[Items from a figure collection]
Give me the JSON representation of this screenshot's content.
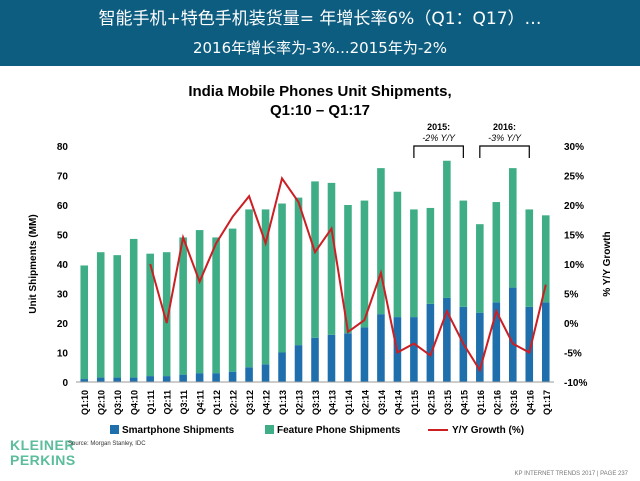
{
  "header": {
    "line1": "智能手机+特色手机装货量= 年增长率6%（Q1：Q17）…",
    "line2": "2016年增长率为-3%...2015年为-2%"
  },
  "logo": {
    "line1": "KLEINER",
    "line2": "PERKINS"
  },
  "source": "Source: Morgan Stanley, IDC",
  "footer": "KP INTERNET TRENDS 2017  |  PAGE 237",
  "colors": {
    "header_bg": "#0d5d80",
    "smartphone": "#1f6fad",
    "feature": "#3fae86",
    "growth": "#cc1f24",
    "logo": "#5cbd9c"
  },
  "chart_data": {
    "type": "bar",
    "stacked": true,
    "title_line1": "India Mobile Phones Unit Shipments,",
    "title_line2": "Q1:10 – Q1:17",
    "ylabel": "Unit Shipments (MM)",
    "y2label": "% Y/Y Growth",
    "ylim": [
      0,
      80
    ],
    "y2lim": [
      -10,
      30
    ],
    "yticks": [
      "0",
      "10",
      "20",
      "30",
      "40",
      "50",
      "60",
      "70",
      "80"
    ],
    "y2ticks": [
      "-10%",
      "-5%",
      "0%",
      "5%",
      "10%",
      "15%",
      "20%",
      "25%",
      "30%"
    ],
    "categories": [
      "Q1:10",
      "Q2:10",
      "Q3:10",
      "Q4:10",
      "Q1:11",
      "Q2:11",
      "Q3:11",
      "Q4:11",
      "Q1:12",
      "Q2:12",
      "Q3:12",
      "Q4:12",
      "Q1:13",
      "Q2:13",
      "Q3:13",
      "Q4:13",
      "Q1:14",
      "Q2:14",
      "Q3:14",
      "Q4:14",
      "Q1:15",
      "Q2:15",
      "Q3:15",
      "Q4:15",
      "Q1:16",
      "Q2:16",
      "Q3:16",
      "Q4:16",
      "Q1:17"
    ],
    "series": [
      {
        "name": "Smartphone Shipments",
        "type": "bar",
        "values": [
          1,
          1.5,
          1.5,
          1.5,
          2,
          2,
          2.5,
          3,
          3,
          3.5,
          5,
          6,
          10,
          12.5,
          15,
          16,
          16.5,
          18.5,
          23,
          22,
          22,
          26.5,
          28.5,
          25.5,
          23.5,
          27,
          32,
          25.5,
          27
        ]
      },
      {
        "name": "Feature Phone Shipments",
        "type": "bar",
        "values": [
          38.5,
          42.5,
          41.5,
          47,
          41.5,
          42,
          46.5,
          48.5,
          46,
          48.5,
          53.5,
          52.5,
          50.5,
          50,
          53,
          51.5,
          43.5,
          43,
          49.5,
          42.5,
          36.5,
          32.5,
          46.5,
          36,
          30,
          34,
          40.5,
          33,
          29.5
        ]
      },
      {
        "name": "Y/Y Growth (%)",
        "type": "line",
        "axis": "right",
        "values": [
          null,
          null,
          null,
          null,
          10,
          0,
          14.5,
          7,
          13.5,
          18,
          21.5,
          13.5,
          24.5,
          20.5,
          12,
          16,
          -1.5,
          0.5,
          8.5,
          -5,
          -3.5,
          -5.5,
          2,
          -3.5,
          -8,
          2,
          -3.5,
          -5,
          6.5
        ]
      }
    ],
    "annotations": [
      {
        "label1": "2015:",
        "label2": "-2% Y/Y",
        "from": "Q1:15",
        "to": "Q4:15"
      },
      {
        "label1": "2016:",
        "label2": "-3% Y/Y",
        "from": "Q1:16",
        "to": "Q4:16"
      }
    ],
    "legend_position": "bottom"
  }
}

§ **What needs to be done**
Search the records for the word "name" and copy every line where it occurs.

§ **Solved exercise**
        "name": "Smartphone Shipments",
        "name": "Feature Phone Shipments",
        "name": "Y/Y Growth (%)",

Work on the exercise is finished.